Work instructions: Your answer should be only a number: how many lines include the word "title".

[Dataset records]
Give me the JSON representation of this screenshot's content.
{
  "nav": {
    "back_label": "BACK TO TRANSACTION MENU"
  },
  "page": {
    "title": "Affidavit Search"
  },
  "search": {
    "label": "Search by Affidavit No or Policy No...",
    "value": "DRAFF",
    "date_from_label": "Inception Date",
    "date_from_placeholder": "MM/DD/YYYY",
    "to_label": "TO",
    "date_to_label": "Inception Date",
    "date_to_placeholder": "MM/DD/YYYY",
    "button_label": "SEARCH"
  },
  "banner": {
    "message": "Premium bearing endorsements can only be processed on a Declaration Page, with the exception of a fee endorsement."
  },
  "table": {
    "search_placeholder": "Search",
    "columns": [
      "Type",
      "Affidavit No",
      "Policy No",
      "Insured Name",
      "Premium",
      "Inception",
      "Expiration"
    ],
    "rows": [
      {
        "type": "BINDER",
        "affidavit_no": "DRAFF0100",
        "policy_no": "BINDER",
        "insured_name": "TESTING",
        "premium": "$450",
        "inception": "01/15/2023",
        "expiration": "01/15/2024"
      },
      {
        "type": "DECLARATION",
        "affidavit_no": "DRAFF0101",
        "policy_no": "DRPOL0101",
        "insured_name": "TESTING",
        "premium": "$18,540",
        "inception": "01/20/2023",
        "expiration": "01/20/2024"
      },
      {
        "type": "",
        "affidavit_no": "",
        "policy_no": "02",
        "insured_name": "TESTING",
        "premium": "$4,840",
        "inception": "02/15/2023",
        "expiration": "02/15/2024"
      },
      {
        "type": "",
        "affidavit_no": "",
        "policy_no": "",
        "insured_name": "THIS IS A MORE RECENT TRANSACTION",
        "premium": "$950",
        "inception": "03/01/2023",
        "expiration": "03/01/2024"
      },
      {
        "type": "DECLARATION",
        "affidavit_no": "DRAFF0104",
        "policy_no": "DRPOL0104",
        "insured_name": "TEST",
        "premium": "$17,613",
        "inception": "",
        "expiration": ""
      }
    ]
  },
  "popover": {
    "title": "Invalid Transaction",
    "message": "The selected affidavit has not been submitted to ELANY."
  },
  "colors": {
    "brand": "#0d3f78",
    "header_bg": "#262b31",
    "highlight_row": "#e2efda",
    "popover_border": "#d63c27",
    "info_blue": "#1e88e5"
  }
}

Finished task: 2